**GOAL:** Extract each line bearing the word "如图所示".

**DATA FOR THIS EXERCISE:**
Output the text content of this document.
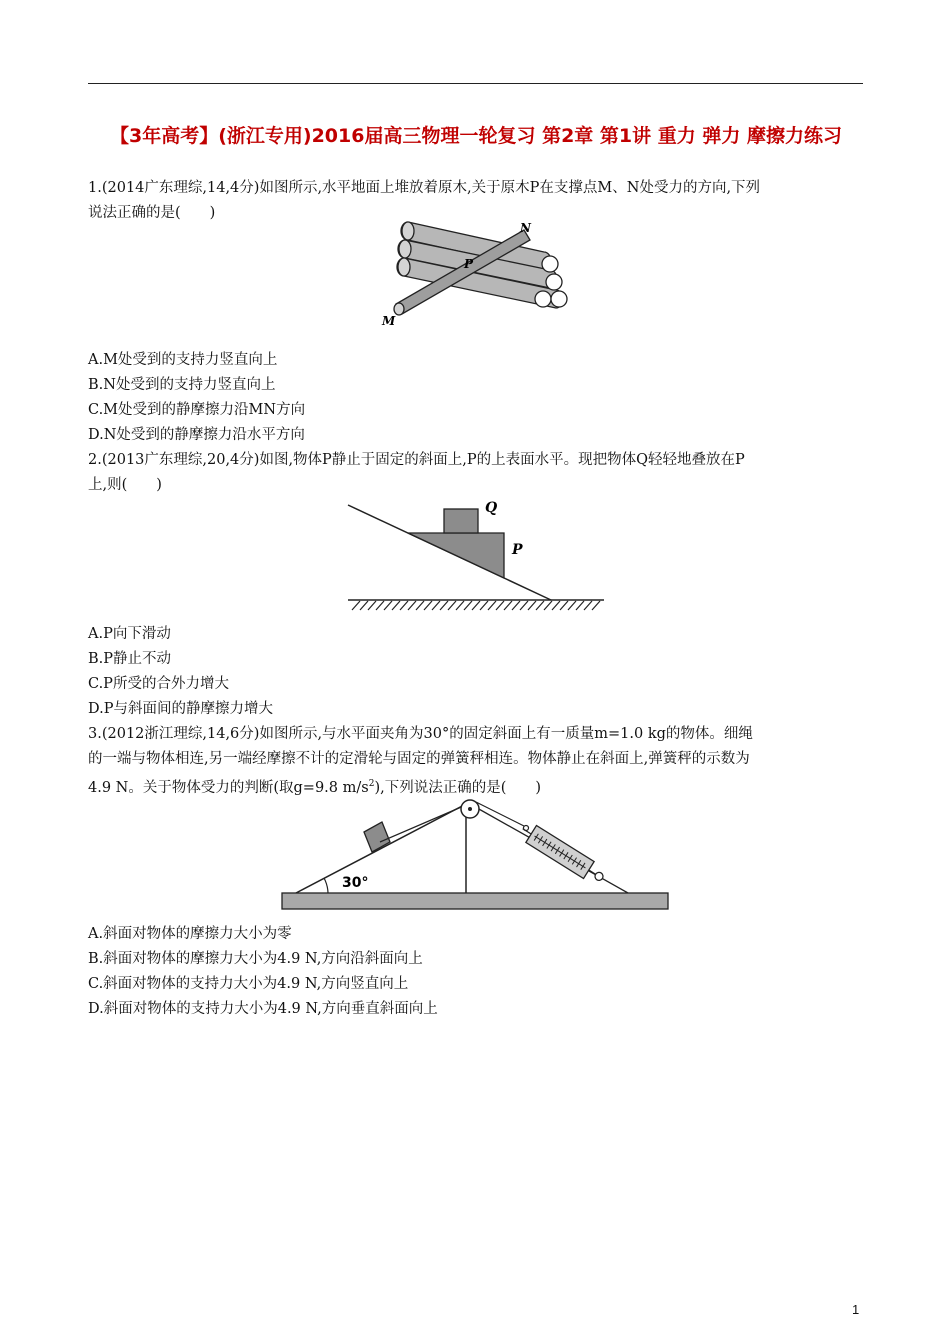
【3年高考】(浙江专用)2016届高三物理一轮复习 第2章 第1讲 重力 弹力 摩擦力练习
1.(2014广东理综,14,4分)如图所示,水平地面上堆放着原木,关于原木P在支撑点M、N处受力的方向,下列
说法正确的是(　　)
N
P
M
A.M处受到的支持力竖直向上
B.N处受到的支持力竖直向上
C.M处受到的静摩擦力沿MN方向
D.N处受到的静摩擦力沿水平方向
2.(2013广东理综,20,4分)如图,物体P静止于固定的斜面上,P的上表面水平。现把物体Q轻轻地叠放在P
上,则(　　)
Q
P
A.P向下滑动
B.P静止不动
C.P所受的合外力增大
D.P与斜面间的静摩擦力增大
3.(2012浙江理综,14,6分)如图所示,与水平面夹角为30°的固定斜面上有一质量m=1.0 kg的物体。细绳
的一端与物体相连,另一端经摩擦不计的定滑轮与固定的弹簧秤相连。物体静止在斜面上,弹簧秤的示数为
4.9 N。关于物体受力的判断(取g=9.8 $m/s^2$),下列说法正确的是(　　)
30°
A.斜面对物体的摩擦力大小为零
B.斜面对物体的摩擦力大小为4.9 N,方向沿斜面向上
C.斜面对物体的支持力大小为4.9 N,方向竖直向上
D.斜面对物体的支持力大小为4.9 N,方向垂直斜面向上
1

**EXERCISE SOLUTION:**
1.(2014广东理综,14,4分)如图所示,水平地面上堆放着原木,关于原木P在支撑点M、N处受力的方向,下列
3.(2012浙江理综,14,6分)如图所示,与水平面夹角为30°的固定斜面上有一质量m=1.0 kg的物体。细绳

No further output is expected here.